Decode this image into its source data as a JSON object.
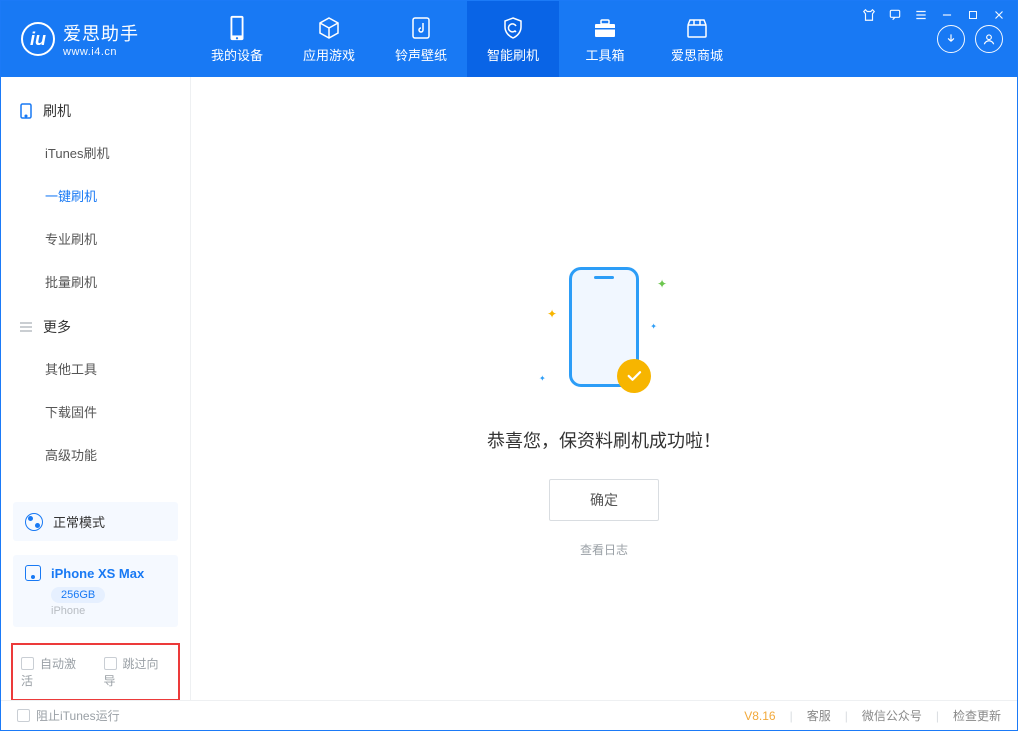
{
  "app": {
    "name": "爱思助手",
    "url": "www.i4.cn"
  },
  "tabs": {
    "device": "我的设备",
    "apps": "应用游戏",
    "ringtone": "铃声壁纸",
    "flash": "智能刷机",
    "toolbox": "工具箱",
    "store": "爱思商城"
  },
  "sidebar": {
    "group_flash": "刷机",
    "items_flash": [
      "iTunes刷机",
      "一键刷机",
      "专业刷机",
      "批量刷机"
    ],
    "group_more": "更多",
    "items_more": [
      "其他工具",
      "下载固件",
      "高级功能"
    ]
  },
  "mode": {
    "label": "正常模式"
  },
  "device": {
    "name": "iPhone XS Max",
    "capacity": "256GB",
    "type": "iPhone"
  },
  "checks": {
    "auto_activate": "自动激活",
    "skip_guide": "跳过向导"
  },
  "main": {
    "success": "恭喜您，保资料刷机成功啦！",
    "ok": "确定",
    "view_log": "查看日志"
  },
  "footer": {
    "block_itunes": "阻止iTunes运行",
    "version": "V8.16",
    "support": "客服",
    "wechat": "微信公众号",
    "update": "检查更新"
  }
}
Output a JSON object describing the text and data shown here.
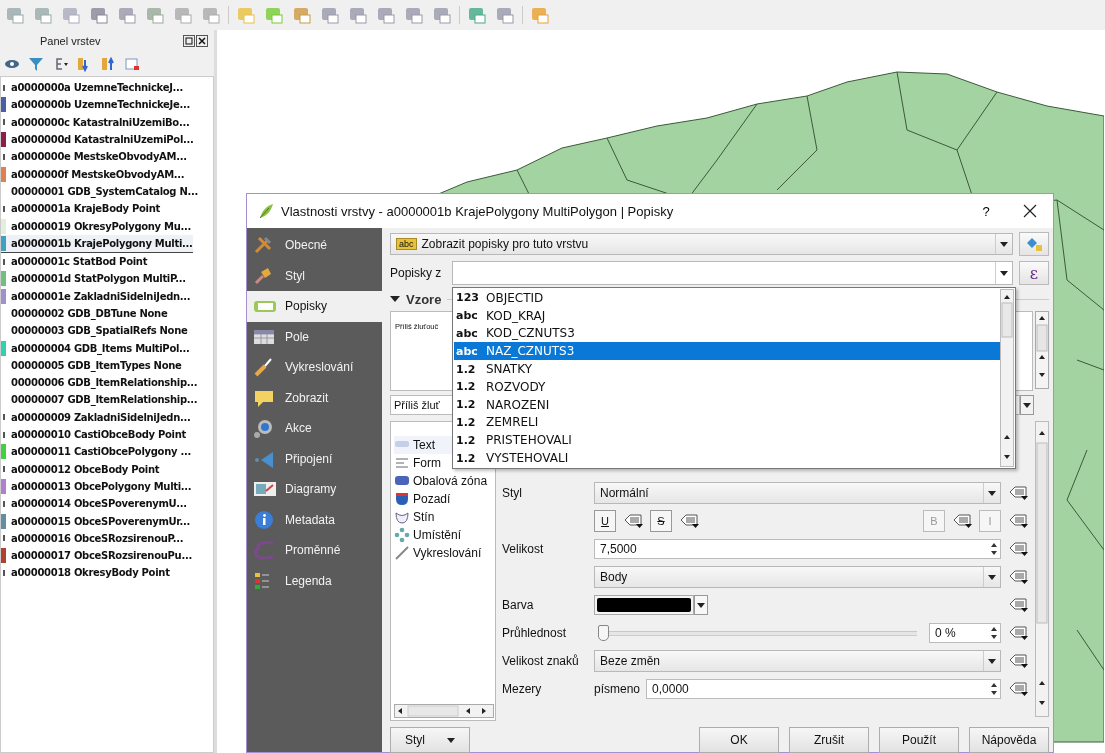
{
  "layers_panel": {
    "title": "Panel vrstev",
    "layers": [
      {
        "name": "a0000000a UzemneTechnickeJ...",
        "kind": "point",
        "selected": false
      },
      {
        "name": "a0000000b UzemneTechnickeJe...",
        "kind": "polygon",
        "color": "#4a5fa8",
        "selected": false
      },
      {
        "name": "a0000000c KatastralniUzemiBo...",
        "kind": "point",
        "selected": false
      },
      {
        "name": "a0000000d KatastralniUzemiPol...",
        "kind": "polygon",
        "color": "#8b1f4a",
        "selected": false
      },
      {
        "name": "a0000000e MestskeObvodyAM...",
        "kind": "point",
        "selected": false
      },
      {
        "name": "a0000000f MestskeObvodyAM...",
        "kind": "polygon",
        "color": "#e08050",
        "selected": false
      },
      {
        "name": "00000001 GDB_SystemCatalog N...",
        "kind": "table",
        "selected": false
      },
      {
        "name": "a0000001a KrajeBody Point",
        "kind": "point",
        "selected": false
      },
      {
        "name": "a00000019 OkresyPolygony Mu...",
        "kind": "polygon",
        "color": "#e4eedc",
        "selected": false
      },
      {
        "name": "a0000001b KrajePolygony Multi...",
        "kind": "polygon",
        "color": "#40a0c0",
        "selected": true
      },
      {
        "name": "a0000001c StatBod Point",
        "kind": "point",
        "selected": false
      },
      {
        "name": "a0000001d StatPolygon MultiP...",
        "kind": "polygon",
        "color": "#70c080",
        "selected": false
      },
      {
        "name": "a0000001e ZakladniSidelniJedn...",
        "kind": "polygon",
        "color": "#a090d0",
        "selected": false
      },
      {
        "name": "00000002 GDB_DBTune None",
        "kind": "table",
        "selected": false
      },
      {
        "name": "00000003 GDB_SpatialRefs None",
        "kind": "table",
        "selected": false
      },
      {
        "name": "a00000004 GDB_Items MultiPol...",
        "kind": "polygon",
        "color": "#30d0b0",
        "selected": false
      },
      {
        "name": "00000005 GDB_ItemTypes None",
        "kind": "table",
        "selected": false
      },
      {
        "name": "00000006 GDB_ItemRelationship...",
        "kind": "table",
        "selected": false
      },
      {
        "name": "00000007 GDB_ItemRelationship...",
        "kind": "table",
        "selected": false
      },
      {
        "name": "a00000009 ZakladniSidelniJedn...",
        "kind": "point",
        "selected": false
      },
      {
        "name": "a00000010 CastiObceBody Point",
        "kind": "point",
        "selected": false
      },
      {
        "name": "a00000011 CastiObcePolygony ...",
        "kind": "polygon",
        "color": "#40d040",
        "selected": false
      },
      {
        "name": "a00000012 ObceBody Point",
        "kind": "point",
        "selected": false
      },
      {
        "name": "a00000013 ObcePolygony Multi...",
        "kind": "polygon",
        "color": "#b080d0",
        "selected": false
      },
      {
        "name": "a00000014 ObceSPoverenymU...",
        "kind": "point",
        "selected": false
      },
      {
        "name": "a00000015 ObceSPoverenymUr...",
        "kind": "polygon",
        "color": "#6090a0",
        "selected": false
      },
      {
        "name": "a00000016 ObceSRozsirenouP...",
        "kind": "point",
        "selected": false
      },
      {
        "name": "a00000017 ObceSRozsirenouPu...",
        "kind": "polygon",
        "color": "#b04030",
        "selected": false
      },
      {
        "name": "a00000018 OkresyBody Point",
        "kind": "point",
        "selected": false
      }
    ]
  },
  "dialog": {
    "title": "Vlastnosti vrstvy - a0000001b KrajePolygony MultiPolygon | Popisky",
    "help": "?",
    "nav": [
      {
        "label": "Obecné",
        "selected": false
      },
      {
        "label": "Styl",
        "selected": false
      },
      {
        "label": "Popisky",
        "selected": true
      },
      {
        "label": "Pole",
        "selected": false
      },
      {
        "label": "Vykreslování",
        "selected": false
      },
      {
        "label": "Zobrazit",
        "selected": false
      },
      {
        "label": "Akce",
        "selected": false
      },
      {
        "label": "Připojení",
        "selected": false
      },
      {
        "label": "Diagramy",
        "selected": false
      },
      {
        "label": "Metadata",
        "selected": false
      },
      {
        "label": "Proměnné",
        "selected": false
      },
      {
        "label": "Legenda",
        "selected": false
      }
    ],
    "mode": {
      "tag": "abc",
      "value": "Zobrazit popisky pro tuto vrstvu"
    },
    "label_from": {
      "label": "Popisky z",
      "expression_button": "ε"
    },
    "field_list": [
      {
        "type": "123",
        "name": "OBJECTID",
        "selected": false
      },
      {
        "type": "abc",
        "name": "KOD_KRAJ",
        "selected": false
      },
      {
        "type": "abc",
        "name": "KOD_CZNUTS3",
        "selected": false
      },
      {
        "type": "abc",
        "name": "NAZ_CZNUTS3",
        "selected": true
      },
      {
        "type": "1.2",
        "name": "SNATKY",
        "selected": false
      },
      {
        "type": "1.2",
        "name": "ROZVODY",
        "selected": false
      },
      {
        "type": "1.2",
        "name": "NAROZENI",
        "selected": false
      },
      {
        "type": "1.2",
        "name": "ZEMRELI",
        "selected": false
      },
      {
        "type": "1.2",
        "name": "PRISTEHOVALI",
        "selected": false
      },
      {
        "type": "1.2",
        "name": "VYSTEHOVALI",
        "selected": false
      }
    ],
    "sample": {
      "heading": "Vzore",
      "expanded": true,
      "preview_text": "Příliš žluťouč",
      "sample_field": "Příliš žluť"
    },
    "sections": [
      {
        "label": "Text",
        "selected": true
      },
      {
        "label": "Form",
        "selected": false
      },
      {
        "label": "Obalová zóna",
        "selected": false
      },
      {
        "label": "Pozadí",
        "selected": false
      },
      {
        "label": "Stín",
        "selected": false
      },
      {
        "label": "Umístění",
        "selected": false
      },
      {
        "label": "Vykreslování",
        "selected": false
      }
    ],
    "form": [
      {
        "kind": "combo",
        "label": "Styl",
        "value": "Normální"
      },
      {
        "kind": "format",
        "buttons": [
          {
            "label": "U",
            "disabled": false
          },
          {
            "label": "S",
            "disabled": false
          },
          {
            "label": "B",
            "disabled": true
          },
          {
            "label": "I",
            "disabled": true
          }
        ]
      },
      {
        "kind": "spin",
        "label": "Velikost",
        "value": "7,5000"
      },
      {
        "kind": "combo",
        "value": "Body"
      },
      {
        "kind": "color",
        "label": "Barva",
        "color": "#000000"
      },
      {
        "kind": "slider",
        "label": "Průhlednost",
        "level": 0,
        "reading": "0 %"
      },
      {
        "kind": "combo",
        "label": "Velikost znaků",
        "value": "Beze změn"
      },
      {
        "kind": "spin",
        "label": "Mezery",
        "sublabel": "písmeno",
        "value": "0,0000"
      }
    ],
    "style_button": "Styl",
    "buttons": [
      "OK",
      "Zrušit",
      "Použít",
      "Nápověda"
    ]
  }
}
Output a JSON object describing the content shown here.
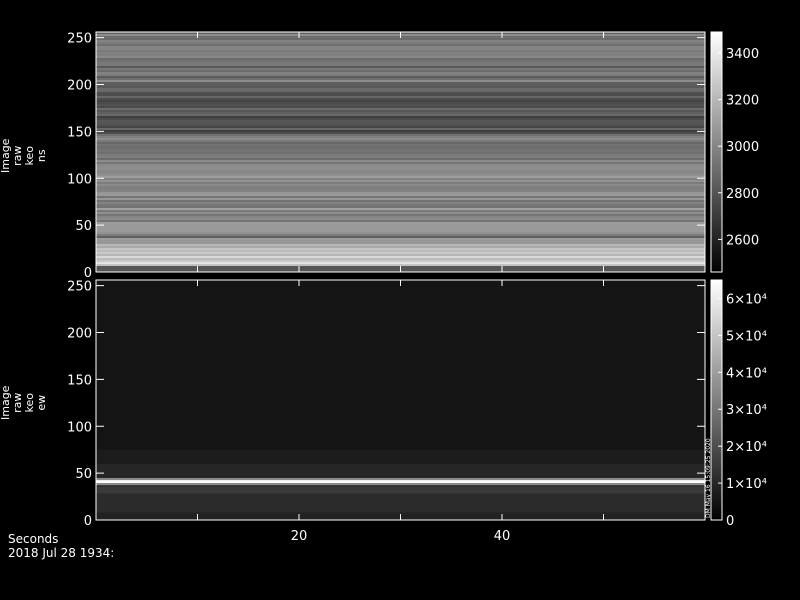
{
  "chart_data": [
    {
      "type": "heatmap",
      "ylabel_lines": [
        "Image",
        "raw",
        "keo",
        "ns"
      ],
      "ylim": [
        0,
        256
      ],
      "yticks": [
        0,
        50,
        100,
        150,
        200,
        250
      ],
      "xlim": [
        0,
        60
      ],
      "colorbar": {
        "range": [
          2460,
          3490
        ],
        "ticks": [
          2600,
          2800,
          3000,
          3200,
          3400
        ],
        "tick_labels": [
          "2600",
          "2800",
          "3000",
          "3200",
          "3400"
        ]
      },
      "colormap": "grayscale"
    },
    {
      "type": "heatmap",
      "ylabel_lines": [
        "Image",
        "raw",
        "keo",
        "ew"
      ],
      "ylim": [
        0,
        256
      ],
      "yticks": [
        0,
        50,
        100,
        150,
        200,
        250
      ],
      "xlim": [
        0,
        60
      ],
      "xticks": [
        20,
        40
      ],
      "colorbar": {
        "range": [
          0,
          65000
        ],
        "ticks": [
          0,
          10000,
          20000,
          30000,
          40000,
          50000,
          60000
        ],
        "tick_labels": [
          "0",
          "1×10⁴",
          "2×10⁴",
          "3×10⁴",
          "4×10⁴",
          "5×10⁴",
          "6×10⁴"
        ]
      },
      "colorbar_note": "DM May 16 15:09:25 2020",
      "colormap": "grayscale",
      "bright_band": {
        "center": 41,
        "width": 8
      }
    }
  ],
  "footer": {
    "xlabel": "Seconds",
    "date": "2018 Jul 28 1934:"
  }
}
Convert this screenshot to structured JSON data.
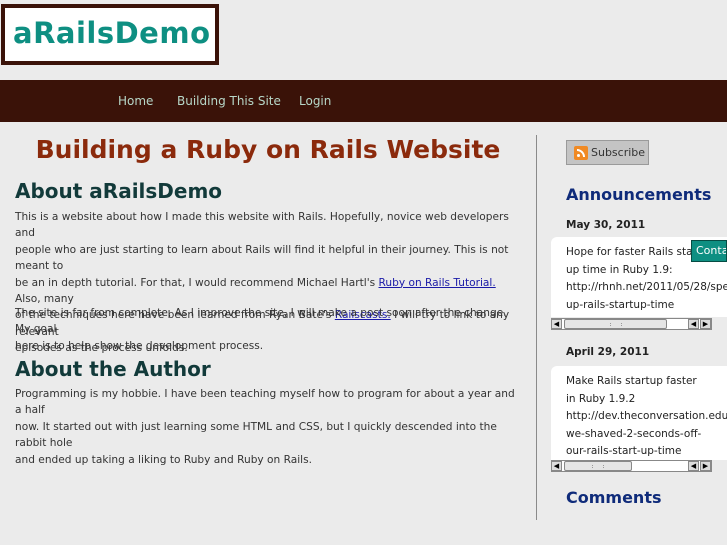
{
  "site": {
    "logo": "aRailsDemo"
  },
  "nav": {
    "items": [
      "Home",
      "Building This Site",
      "Login"
    ]
  },
  "main": {
    "title": "Building a Ruby on Rails Website",
    "about_demo": {
      "heading": "About aRailsDemo",
      "p1": {
        "line1": "This is a website about how I made this website with Rails. Hopefully, novice web developers and",
        "line2": "people who are just starting to learn about Rails will find it helpful in their journey. This is not meant to",
        "line3": "be an in depth tutorial. For that, I would recommend Michael Hartl's ",
        "link1": "Ruby on Rails Tutorial.",
        "line3_after": " Also, many",
        "line4": "of the techniques here have been learned from Ryan Bate's ",
        "link2": "Railscasts.",
        "line4_after": " I will try to link to any relevant",
        "line5": "episodes as the process unfolds."
      },
      "p2": {
        "line1": "The site is far from complete. As I improve the site, I will make a post soon after the change. My goal",
        "line2": "here is to help show the development process."
      }
    },
    "about_author": {
      "heading": "About the Author",
      "p1": {
        "line1": "Programming is my hobbie. I have been teaching myself how to program for about a year and a half",
        "line2": "now. It started out with just learning some HTML and CSS, but I quickly descended into the rabbit hole",
        "line3": "and ended up taking a liking to Ruby and Ruby on Rails."
      }
    }
  },
  "sidebar": {
    "subscribe_label": "Subscribe",
    "announcements_heading": "Announcements",
    "announcements": [
      {
        "date": "May 30, 2011",
        "lines": [
          "Hope for faster Rails start",
          "up time in Ruby 1.9:",
          "http://rhnh.net/2011/05/28/spe",
          "up-rails-startup-time"
        ]
      },
      {
        "date": "April 29, 2011",
        "lines": [
          "Make Rails startup faster",
          "in Ruby 1.9.2",
          "http://dev.theconversation.edu",
          "we-shaved-2-seconds-off-",
          "our-rails-start-up-time"
        ]
      }
    ],
    "comments_heading": "Comments"
  },
  "contact_tab": {
    "label": "Contact"
  },
  "icons": {
    "rss": "rss-icon",
    "scroll_left": "arrow-left-icon",
    "scroll_right": "arrow-right-icon"
  },
  "colors": {
    "navbar": "#3a1208",
    "logo": "#0e8f82",
    "title": "#8b2a0c",
    "link": "#1a1aa8"
  }
}
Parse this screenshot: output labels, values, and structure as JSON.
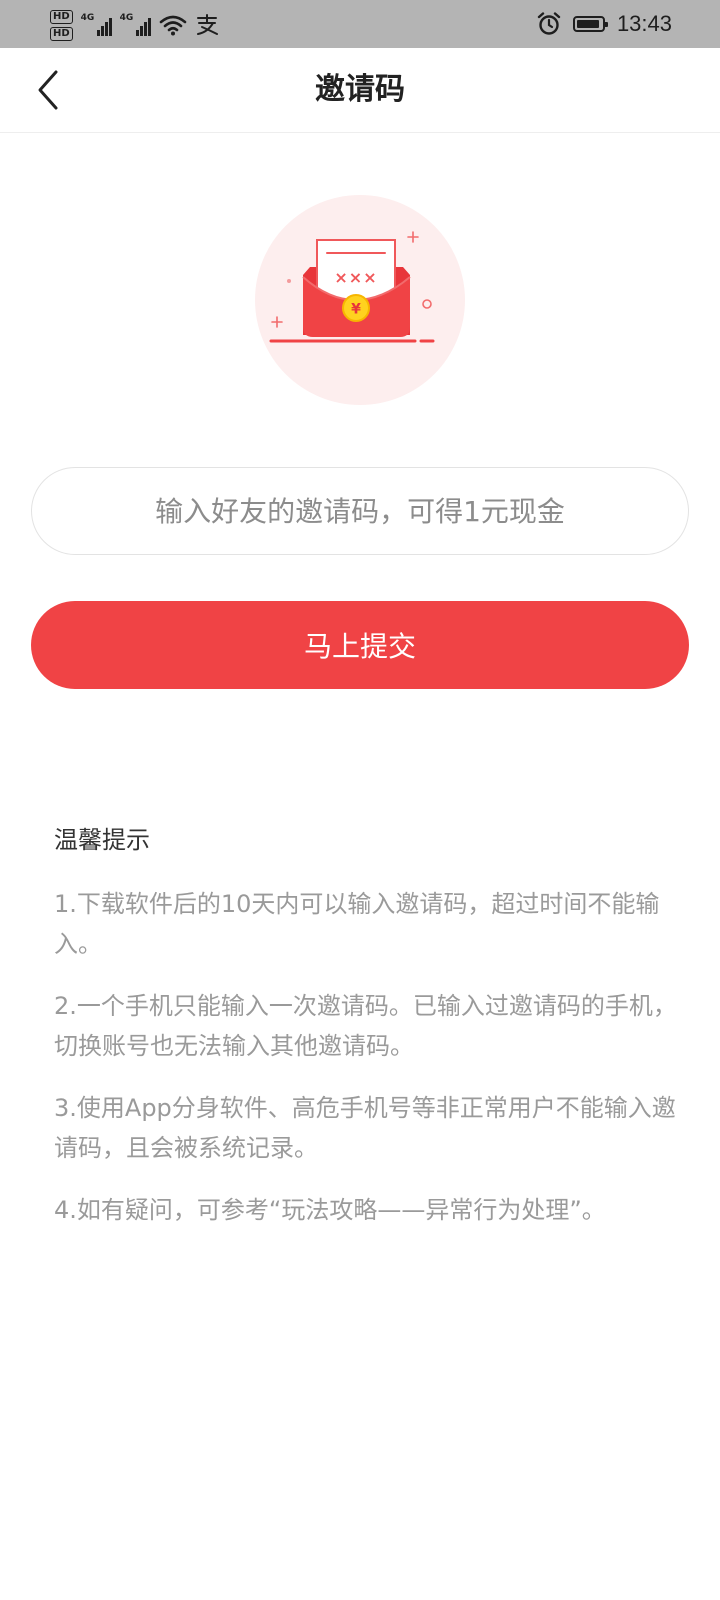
{
  "status_bar": {
    "hd_labels": [
      "HD",
      "HD"
    ],
    "network_labels": [
      "4G",
      "4G"
    ],
    "time": "13:43",
    "icons": [
      "wifi-icon",
      "alipay-icon",
      "alarm-icon",
      "battery-icon"
    ]
  },
  "nav": {
    "title": "邀请码",
    "back_icon": "chevron-left-icon"
  },
  "hero": {
    "icon": "red-envelope-icon",
    "letter_text": "×××",
    "coin_symbol": "¥",
    "colors": {
      "envelope": "#f04345",
      "circle_bg": "#fdeeee",
      "coin": "#ffd21f"
    }
  },
  "invite_form": {
    "placeholder": "输入好友的邀请码，可得1元现金",
    "value": "",
    "submit_label": "马上提交"
  },
  "tips": {
    "title": "温馨提示",
    "items": [
      "1.下载软件后的10天内可以输入邀请码，超过时间不能输入。",
      "2.一个手机只能输入一次邀请码。已输入过邀请码的手机，切换账号也无法输入其他邀请码。",
      "3.使用App分身软件、高危手机号等非正常用户不能输入邀请码，且会被系统记录。",
      "4.如有疑问，可参考“玩法攻略——异常行为处理”。"
    ]
  },
  "colors": {
    "accent": "#f04345",
    "tip_text": "#9a9a9a",
    "title_text": "#222222"
  }
}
──────────────────────────────
Track down the lines that include the word "process" and copy them.

        "line5": "episodes as the process unfolds."
        "line2": "here is to help show the development process."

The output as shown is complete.